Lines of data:

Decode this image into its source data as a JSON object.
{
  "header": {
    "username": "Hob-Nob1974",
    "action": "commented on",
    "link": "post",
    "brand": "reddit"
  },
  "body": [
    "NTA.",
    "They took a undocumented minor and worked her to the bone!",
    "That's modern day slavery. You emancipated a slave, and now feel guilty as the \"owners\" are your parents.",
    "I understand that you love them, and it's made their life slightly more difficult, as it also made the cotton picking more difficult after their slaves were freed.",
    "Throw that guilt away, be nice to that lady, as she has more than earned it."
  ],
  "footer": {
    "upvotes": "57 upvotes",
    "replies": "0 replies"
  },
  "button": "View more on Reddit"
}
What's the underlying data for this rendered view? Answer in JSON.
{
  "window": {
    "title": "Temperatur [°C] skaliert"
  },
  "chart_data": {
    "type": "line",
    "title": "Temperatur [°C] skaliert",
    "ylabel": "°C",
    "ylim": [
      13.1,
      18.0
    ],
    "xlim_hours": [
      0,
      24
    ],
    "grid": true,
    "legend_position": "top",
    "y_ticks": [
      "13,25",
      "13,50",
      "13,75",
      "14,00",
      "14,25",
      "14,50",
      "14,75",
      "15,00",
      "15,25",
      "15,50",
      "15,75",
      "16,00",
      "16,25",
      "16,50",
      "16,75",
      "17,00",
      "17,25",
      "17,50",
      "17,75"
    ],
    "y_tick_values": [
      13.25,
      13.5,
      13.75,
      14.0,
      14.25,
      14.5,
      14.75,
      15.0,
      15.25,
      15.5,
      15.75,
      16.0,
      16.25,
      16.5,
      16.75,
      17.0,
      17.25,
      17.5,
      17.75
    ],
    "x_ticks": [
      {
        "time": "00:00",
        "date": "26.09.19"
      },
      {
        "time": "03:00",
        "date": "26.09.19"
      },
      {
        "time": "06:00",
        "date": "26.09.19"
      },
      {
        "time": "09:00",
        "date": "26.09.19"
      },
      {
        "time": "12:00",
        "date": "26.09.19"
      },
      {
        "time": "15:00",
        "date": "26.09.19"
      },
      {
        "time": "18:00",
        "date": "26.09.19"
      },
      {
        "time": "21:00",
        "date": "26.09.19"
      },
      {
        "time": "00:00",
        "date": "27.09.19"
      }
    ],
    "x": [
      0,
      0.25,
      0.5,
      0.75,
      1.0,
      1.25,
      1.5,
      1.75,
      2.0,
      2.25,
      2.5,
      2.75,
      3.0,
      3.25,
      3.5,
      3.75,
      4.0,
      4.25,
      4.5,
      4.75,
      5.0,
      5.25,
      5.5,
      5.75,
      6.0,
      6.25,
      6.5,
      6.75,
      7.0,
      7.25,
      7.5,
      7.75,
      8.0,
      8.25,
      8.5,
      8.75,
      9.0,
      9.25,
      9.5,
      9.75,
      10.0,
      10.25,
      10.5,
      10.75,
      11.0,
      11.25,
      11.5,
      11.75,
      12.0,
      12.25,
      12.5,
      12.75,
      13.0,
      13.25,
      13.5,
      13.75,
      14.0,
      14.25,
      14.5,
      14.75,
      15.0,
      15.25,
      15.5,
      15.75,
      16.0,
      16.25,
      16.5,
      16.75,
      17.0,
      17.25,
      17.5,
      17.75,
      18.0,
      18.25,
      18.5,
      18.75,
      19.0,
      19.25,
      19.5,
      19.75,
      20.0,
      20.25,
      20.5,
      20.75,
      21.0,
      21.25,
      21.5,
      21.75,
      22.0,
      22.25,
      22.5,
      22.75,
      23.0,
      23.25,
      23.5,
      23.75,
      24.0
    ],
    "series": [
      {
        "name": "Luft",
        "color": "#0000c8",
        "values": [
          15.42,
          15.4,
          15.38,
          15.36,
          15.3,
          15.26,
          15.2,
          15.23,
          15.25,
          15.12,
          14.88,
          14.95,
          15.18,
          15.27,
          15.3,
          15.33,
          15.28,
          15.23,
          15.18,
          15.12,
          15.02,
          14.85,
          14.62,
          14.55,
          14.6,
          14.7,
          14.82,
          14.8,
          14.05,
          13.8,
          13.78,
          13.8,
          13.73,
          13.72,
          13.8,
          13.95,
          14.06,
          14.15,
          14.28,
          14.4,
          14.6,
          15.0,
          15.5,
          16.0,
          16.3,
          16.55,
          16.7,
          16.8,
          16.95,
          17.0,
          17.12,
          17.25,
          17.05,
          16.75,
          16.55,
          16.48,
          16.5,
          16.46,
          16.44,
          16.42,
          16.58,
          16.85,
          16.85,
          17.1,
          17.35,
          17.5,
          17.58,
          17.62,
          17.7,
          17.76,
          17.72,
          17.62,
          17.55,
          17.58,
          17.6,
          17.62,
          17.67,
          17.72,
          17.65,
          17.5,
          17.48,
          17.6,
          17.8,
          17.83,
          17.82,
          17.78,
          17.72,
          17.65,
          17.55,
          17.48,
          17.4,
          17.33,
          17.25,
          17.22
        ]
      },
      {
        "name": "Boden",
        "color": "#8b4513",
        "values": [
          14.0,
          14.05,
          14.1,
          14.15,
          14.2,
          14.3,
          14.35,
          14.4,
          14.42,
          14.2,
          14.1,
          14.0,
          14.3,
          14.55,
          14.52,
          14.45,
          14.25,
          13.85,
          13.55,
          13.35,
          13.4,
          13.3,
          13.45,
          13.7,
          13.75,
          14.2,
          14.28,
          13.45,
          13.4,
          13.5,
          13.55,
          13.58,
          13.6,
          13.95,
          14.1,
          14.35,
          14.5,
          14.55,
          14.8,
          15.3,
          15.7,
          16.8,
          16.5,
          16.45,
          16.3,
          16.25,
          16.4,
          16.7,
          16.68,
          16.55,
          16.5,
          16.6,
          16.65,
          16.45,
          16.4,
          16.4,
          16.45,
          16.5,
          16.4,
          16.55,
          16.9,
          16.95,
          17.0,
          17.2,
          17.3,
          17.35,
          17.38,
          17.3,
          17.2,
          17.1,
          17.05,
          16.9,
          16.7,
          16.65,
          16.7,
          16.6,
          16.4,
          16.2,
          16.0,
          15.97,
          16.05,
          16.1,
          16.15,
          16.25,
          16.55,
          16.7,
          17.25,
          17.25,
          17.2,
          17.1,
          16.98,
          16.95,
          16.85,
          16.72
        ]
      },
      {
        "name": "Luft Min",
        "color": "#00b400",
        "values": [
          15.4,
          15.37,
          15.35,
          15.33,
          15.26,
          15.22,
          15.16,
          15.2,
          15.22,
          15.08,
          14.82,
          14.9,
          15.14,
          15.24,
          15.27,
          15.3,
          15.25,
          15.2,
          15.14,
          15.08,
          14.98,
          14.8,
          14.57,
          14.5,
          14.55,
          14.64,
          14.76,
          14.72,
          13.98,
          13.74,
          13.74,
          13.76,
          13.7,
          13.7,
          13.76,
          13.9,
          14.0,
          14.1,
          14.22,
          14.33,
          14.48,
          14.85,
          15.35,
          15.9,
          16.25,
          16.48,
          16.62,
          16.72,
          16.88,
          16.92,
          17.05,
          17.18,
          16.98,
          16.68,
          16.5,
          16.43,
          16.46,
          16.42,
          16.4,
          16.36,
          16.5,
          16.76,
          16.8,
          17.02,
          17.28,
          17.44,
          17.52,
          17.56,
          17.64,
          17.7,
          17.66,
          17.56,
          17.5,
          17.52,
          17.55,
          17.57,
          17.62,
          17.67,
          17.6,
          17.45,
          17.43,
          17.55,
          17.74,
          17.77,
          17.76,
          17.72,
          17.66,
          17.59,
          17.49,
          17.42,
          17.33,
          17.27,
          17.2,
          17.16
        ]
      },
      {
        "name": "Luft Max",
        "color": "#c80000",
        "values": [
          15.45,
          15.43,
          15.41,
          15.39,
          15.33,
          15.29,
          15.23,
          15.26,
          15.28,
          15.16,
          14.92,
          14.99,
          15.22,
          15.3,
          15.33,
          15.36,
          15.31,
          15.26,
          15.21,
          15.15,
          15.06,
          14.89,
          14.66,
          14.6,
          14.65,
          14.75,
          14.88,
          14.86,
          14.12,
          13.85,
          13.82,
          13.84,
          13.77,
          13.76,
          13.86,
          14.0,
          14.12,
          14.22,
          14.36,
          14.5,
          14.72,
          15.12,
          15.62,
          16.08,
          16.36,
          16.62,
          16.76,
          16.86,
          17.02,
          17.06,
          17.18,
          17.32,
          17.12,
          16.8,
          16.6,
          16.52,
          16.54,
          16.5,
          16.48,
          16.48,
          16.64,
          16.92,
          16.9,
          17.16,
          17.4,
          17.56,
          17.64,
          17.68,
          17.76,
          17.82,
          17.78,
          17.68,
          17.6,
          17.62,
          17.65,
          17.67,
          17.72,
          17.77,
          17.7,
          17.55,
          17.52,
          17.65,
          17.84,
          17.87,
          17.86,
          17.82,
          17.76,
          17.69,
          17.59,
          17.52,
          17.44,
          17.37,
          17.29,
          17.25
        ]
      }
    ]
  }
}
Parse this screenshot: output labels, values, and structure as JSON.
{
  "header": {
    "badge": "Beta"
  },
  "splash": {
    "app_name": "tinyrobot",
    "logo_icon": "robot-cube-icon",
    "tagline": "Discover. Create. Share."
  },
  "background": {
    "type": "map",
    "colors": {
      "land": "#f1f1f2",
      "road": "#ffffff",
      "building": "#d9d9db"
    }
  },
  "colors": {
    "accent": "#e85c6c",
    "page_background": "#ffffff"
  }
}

> Work instructions: Copy out the lines that hold "skaliert".

> Response:
    "title": "Temperatur [°C] skaliert"
    "title": "Temperatur [°C] skaliert",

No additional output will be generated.